◆ Exercise goal ◆
Please pull out the data from its first line through the line containing "set-bonus-row: 2件套:攻击+102950 <box>847", inclusive, and reproduce those lines unchanged.

◆ Given entries ◆

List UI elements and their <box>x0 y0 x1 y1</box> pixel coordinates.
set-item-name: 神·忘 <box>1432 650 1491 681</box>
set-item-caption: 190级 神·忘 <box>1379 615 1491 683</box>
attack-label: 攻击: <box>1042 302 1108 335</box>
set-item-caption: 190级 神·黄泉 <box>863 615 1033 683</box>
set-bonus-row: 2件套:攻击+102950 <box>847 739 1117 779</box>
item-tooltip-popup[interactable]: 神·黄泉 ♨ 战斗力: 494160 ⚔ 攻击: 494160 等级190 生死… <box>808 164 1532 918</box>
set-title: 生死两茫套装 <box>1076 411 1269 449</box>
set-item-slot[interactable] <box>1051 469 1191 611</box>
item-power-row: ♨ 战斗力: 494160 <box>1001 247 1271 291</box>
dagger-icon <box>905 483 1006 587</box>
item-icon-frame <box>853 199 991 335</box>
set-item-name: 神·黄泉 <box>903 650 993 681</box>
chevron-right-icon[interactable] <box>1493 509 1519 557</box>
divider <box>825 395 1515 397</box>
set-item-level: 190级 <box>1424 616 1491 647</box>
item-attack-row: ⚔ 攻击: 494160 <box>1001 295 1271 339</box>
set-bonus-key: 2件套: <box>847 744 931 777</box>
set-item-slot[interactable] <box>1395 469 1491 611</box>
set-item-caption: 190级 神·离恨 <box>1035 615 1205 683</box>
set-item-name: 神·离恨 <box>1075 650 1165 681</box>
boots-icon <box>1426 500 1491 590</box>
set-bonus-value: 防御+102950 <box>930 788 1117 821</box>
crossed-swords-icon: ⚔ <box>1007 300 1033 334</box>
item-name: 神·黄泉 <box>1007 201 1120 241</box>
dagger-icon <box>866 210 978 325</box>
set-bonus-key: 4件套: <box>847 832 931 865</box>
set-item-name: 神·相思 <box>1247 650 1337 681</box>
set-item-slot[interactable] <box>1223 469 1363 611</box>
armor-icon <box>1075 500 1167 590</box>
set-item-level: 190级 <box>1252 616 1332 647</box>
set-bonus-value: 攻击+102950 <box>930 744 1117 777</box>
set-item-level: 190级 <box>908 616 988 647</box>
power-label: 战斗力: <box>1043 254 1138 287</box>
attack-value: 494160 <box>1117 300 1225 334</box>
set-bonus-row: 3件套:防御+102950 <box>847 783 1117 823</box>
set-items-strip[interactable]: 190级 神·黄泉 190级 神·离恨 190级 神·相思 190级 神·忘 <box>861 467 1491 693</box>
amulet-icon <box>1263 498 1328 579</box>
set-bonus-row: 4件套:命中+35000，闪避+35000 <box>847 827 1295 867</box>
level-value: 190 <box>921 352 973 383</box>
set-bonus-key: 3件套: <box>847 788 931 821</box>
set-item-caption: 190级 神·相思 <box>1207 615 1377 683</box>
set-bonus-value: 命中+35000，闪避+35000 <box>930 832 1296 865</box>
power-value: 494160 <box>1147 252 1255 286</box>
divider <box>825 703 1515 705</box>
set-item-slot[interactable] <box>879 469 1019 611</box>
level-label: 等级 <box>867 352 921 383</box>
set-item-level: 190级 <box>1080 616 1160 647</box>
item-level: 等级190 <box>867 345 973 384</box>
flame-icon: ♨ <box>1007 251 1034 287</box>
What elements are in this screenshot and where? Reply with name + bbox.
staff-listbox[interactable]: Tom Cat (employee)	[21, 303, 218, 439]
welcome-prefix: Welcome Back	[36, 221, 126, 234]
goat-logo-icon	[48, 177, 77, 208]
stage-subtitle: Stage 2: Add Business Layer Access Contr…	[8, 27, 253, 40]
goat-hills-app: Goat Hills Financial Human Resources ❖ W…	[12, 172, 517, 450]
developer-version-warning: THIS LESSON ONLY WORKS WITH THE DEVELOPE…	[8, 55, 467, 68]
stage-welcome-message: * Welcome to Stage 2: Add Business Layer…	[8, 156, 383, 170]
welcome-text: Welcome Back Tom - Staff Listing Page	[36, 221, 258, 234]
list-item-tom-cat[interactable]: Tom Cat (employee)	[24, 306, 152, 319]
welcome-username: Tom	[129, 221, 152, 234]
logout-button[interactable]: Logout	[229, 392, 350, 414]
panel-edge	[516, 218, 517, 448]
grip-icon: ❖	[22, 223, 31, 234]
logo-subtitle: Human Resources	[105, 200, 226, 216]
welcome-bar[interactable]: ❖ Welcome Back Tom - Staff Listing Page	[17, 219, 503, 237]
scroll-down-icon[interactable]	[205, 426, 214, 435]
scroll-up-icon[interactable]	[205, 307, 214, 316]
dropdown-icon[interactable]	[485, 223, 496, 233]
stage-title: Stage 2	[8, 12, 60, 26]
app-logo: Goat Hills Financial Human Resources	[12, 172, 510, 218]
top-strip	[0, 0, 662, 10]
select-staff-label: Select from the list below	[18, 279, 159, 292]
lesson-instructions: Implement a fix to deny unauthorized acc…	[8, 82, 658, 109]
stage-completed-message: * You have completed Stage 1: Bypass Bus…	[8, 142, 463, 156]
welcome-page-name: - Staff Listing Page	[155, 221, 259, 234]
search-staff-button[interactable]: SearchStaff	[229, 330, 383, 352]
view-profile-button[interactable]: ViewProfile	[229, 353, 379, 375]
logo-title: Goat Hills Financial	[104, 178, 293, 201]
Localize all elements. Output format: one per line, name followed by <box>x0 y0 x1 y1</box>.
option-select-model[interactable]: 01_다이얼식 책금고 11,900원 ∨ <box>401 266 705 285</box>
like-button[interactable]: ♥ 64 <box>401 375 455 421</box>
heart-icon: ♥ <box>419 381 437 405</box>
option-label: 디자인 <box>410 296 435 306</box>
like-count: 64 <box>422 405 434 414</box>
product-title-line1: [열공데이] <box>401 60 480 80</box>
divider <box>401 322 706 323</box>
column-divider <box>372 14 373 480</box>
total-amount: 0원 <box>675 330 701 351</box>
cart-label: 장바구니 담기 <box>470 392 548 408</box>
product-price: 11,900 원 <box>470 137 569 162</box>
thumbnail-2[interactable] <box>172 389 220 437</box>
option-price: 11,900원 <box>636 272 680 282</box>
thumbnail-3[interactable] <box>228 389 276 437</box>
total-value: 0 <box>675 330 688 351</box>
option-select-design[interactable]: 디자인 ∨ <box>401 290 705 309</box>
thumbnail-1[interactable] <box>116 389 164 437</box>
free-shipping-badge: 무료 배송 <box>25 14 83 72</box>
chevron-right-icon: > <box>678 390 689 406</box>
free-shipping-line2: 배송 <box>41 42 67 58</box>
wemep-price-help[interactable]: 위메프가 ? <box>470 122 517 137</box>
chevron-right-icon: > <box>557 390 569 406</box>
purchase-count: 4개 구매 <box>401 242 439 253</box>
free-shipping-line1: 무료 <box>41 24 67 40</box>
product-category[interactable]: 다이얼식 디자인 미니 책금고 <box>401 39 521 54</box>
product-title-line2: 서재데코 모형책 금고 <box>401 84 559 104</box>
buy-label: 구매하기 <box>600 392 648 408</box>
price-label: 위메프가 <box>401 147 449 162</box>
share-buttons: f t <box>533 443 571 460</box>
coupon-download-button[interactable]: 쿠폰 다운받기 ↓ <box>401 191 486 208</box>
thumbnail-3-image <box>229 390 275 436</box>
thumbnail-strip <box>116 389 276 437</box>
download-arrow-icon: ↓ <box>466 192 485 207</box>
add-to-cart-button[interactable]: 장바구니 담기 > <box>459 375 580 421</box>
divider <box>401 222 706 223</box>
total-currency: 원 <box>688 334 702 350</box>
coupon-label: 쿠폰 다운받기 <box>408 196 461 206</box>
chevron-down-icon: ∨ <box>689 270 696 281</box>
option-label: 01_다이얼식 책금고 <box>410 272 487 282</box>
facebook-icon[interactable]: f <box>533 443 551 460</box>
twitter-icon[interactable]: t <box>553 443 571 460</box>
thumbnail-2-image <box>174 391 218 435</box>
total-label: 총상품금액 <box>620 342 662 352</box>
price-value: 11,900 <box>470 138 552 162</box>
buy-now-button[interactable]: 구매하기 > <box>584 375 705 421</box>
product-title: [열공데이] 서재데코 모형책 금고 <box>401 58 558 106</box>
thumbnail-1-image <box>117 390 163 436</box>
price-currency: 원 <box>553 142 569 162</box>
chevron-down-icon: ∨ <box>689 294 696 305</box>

◆ Task result ◆
List UI elements and their <box>x0 y0 x1 y1</box> pixel coordinates.
set-item-name: 神·忘 <box>1432 650 1491 681</box>
set-item-caption: 190级 神·忘 <box>1379 615 1491 683</box>
attack-label: 攻击: <box>1042 302 1108 335</box>
set-item-caption: 190级 神·黄泉 <box>863 615 1033 683</box>
set-bonus-row: 2件套:攻击+102950 <box>847 739 1117 779</box>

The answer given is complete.